**Records provided**
■ ■ ■ ■ ■ ■ ■

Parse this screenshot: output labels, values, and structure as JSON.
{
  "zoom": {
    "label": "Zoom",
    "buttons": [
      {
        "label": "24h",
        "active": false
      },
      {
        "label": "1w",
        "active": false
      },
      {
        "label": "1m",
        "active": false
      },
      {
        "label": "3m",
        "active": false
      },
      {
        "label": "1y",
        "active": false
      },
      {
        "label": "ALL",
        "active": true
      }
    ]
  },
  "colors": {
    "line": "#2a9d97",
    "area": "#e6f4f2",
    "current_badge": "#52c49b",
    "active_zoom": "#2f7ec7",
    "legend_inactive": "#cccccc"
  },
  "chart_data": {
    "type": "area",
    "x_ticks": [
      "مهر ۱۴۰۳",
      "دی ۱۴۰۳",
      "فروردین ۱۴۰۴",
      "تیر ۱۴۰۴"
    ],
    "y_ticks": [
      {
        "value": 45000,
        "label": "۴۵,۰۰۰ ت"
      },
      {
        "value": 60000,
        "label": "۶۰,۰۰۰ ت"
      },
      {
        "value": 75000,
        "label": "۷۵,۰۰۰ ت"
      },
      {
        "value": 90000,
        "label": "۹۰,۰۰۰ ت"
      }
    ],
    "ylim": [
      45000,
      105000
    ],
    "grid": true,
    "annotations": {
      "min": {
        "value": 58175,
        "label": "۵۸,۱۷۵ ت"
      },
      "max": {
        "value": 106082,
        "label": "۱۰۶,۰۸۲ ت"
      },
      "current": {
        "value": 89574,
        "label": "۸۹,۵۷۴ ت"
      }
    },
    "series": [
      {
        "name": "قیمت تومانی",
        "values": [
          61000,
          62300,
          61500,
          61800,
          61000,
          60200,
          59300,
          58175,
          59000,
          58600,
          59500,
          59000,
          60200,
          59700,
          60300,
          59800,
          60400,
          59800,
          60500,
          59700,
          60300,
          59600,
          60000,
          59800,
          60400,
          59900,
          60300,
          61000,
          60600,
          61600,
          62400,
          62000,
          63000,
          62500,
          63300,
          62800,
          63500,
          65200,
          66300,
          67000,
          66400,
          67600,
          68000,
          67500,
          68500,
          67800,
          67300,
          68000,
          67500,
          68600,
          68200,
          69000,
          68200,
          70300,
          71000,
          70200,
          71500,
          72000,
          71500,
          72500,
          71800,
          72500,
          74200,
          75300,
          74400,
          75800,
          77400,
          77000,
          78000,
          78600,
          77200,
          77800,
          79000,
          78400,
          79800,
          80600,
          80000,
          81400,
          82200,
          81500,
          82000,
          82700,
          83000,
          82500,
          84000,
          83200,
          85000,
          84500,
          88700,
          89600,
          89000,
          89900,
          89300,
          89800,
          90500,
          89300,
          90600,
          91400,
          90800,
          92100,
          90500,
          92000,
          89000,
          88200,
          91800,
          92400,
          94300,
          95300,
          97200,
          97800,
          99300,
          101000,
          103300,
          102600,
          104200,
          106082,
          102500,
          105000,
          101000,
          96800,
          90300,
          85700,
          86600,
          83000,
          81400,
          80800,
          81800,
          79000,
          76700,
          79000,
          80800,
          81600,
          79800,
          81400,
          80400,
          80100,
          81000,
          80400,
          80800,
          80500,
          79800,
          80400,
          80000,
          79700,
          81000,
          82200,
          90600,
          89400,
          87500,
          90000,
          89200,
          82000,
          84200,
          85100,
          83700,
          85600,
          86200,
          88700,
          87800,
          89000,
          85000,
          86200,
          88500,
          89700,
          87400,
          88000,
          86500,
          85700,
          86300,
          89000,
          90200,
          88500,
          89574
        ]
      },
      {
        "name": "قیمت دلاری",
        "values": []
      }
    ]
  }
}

■ ■ ■ ■ ■ ■ ■

Above are the records. Identify each line that contains the word "values".

Parse this screenshot: output labels, values, and structure as JSON.
        "values": [
        "values": []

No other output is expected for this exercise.